» **What is required**: Scan the records below for lines with the word "Bandwidth", then state how many you find and nothing else.

Dataset records on visual material:

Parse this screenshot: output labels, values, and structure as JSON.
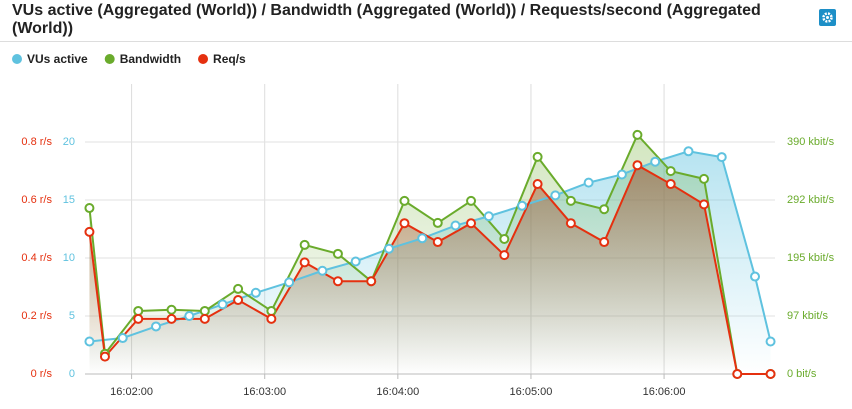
{
  "chart_data": {
    "type": "line",
    "title": "VUs active (Aggregated (World)) / Bandwidth (Aggregated (World)) / Requests/second (Aggregated (World))",
    "xlim": [
      "16:01:39",
      "16:06:50"
    ],
    "xticks": [
      "16:02:00",
      "16:03:00",
      "16:04:00",
      "16:05:00",
      "16:06:00"
    ],
    "ylim": [
      0,
      1
    ],
    "yticks": [
      {
        "value": 0,
        "label": "0 r/s"
      },
      {
        "value": 0.2,
        "label": "0.2 r/s"
      },
      {
        "value": 0.4,
        "label": "0.4 r/s"
      },
      {
        "value": 0.6,
        "label": "0.6 r/s"
      },
      {
        "value": 0.8,
        "label": "0.8 r/s"
      }
    ],
    "y3lim": [
      0,
      25
    ],
    "y3ticks": [
      0,
      5,
      10,
      15,
      20
    ],
    "y2lim": [
      0,
      487.5
    ],
    "y2ticks": [
      {
        "value": 0,
        "label": "0 bit/s"
      },
      {
        "value": 97,
        "label": "97 kbit/s"
      },
      {
        "value": 195,
        "label": "195 kbit/s"
      },
      {
        "value": 292,
        "label": "292 kbit/s"
      },
      {
        "value": 390,
        "label": "390 kbit/s"
      }
    ],
    "grid": true,
    "legend": "top-left",
    "series": [
      {
        "name": "VUs active",
        "color": "#5fc2df",
        "axis": "y3",
        "x": [
          "16:01:41",
          "16:01:56",
          "16:02:11",
          "16:02:26",
          "16:02:41",
          "16:02:56",
          "16:03:11",
          "16:03:26",
          "16:03:41",
          "16:03:56",
          "16:04:11",
          "16:04:26",
          "16:04:41",
          "16:04:56",
          "16:05:11",
          "16:05:26",
          "16:05:41",
          "16:05:56",
          "16:06:11",
          "16:06:26",
          "16:06:41",
          "16:06:48"
        ],
        "values": [
          2.8,
          3.1,
          4.1,
          5,
          6,
          7,
          7.9,
          8.9,
          9.7,
          10.8,
          11.7,
          12.8,
          13.6,
          14.5,
          15.4,
          16.5,
          17.2,
          18.3,
          19.2,
          18.7,
          8.4,
          2.8
        ]
      },
      {
        "name": "Bandwidth",
        "color": "#6aab2c",
        "axis": "y2",
        "x": [
          "16:01:41",
          "16:01:48",
          "16:02:03",
          "16:02:18",
          "16:02:33",
          "16:02:48",
          "16:03:03",
          "16:03:18",
          "16:03:33",
          "16:03:48",
          "16:04:03",
          "16:04:18",
          "16:04:33",
          "16:04:48",
          "16:05:03",
          "16:05:18",
          "16:05:33",
          "16:05:48",
          "16:06:03",
          "16:06:18",
          "16:06:33",
          "16:06:48"
        ],
        "values": [
          279,
          34,
          106,
          108,
          106,
          143,
          106,
          217,
          202,
          156,
          291,
          254,
          291,
          227,
          365,
          291,
          277,
          402,
          341,
          328,
          0,
          0
        ]
      },
      {
        "name": "Req/s",
        "color": "#e5300f",
        "axis": "y",
        "x": [
          "16:01:41",
          "16:01:48",
          "16:02:03",
          "16:02:18",
          "16:02:33",
          "16:02:48",
          "16:03:03",
          "16:03:18",
          "16:03:33",
          "16:03:48",
          "16:04:03",
          "16:04:18",
          "16:04:33",
          "16:04:48",
          "16:05:03",
          "16:05:18",
          "16:05:33",
          "16:05:48",
          "16:06:03",
          "16:06:18",
          "16:06:33",
          "16:06:48"
        ],
        "values": [
          0.49,
          0.06,
          0.19,
          0.19,
          0.19,
          0.255,
          0.19,
          0.385,
          0.32,
          0.32,
          0.52,
          0.455,
          0.52,
          0.41,
          0.655,
          0.52,
          0.455,
          0.72,
          0.655,
          0.585,
          0,
          0
        ]
      }
    ]
  }
}
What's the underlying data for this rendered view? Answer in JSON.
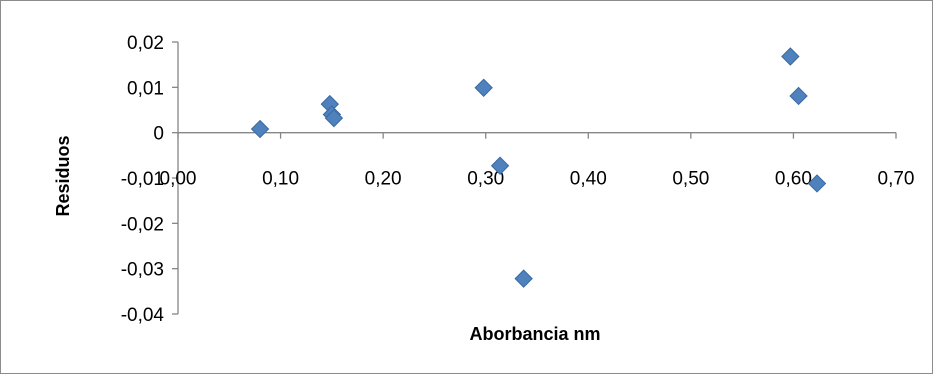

» **Task response**: 2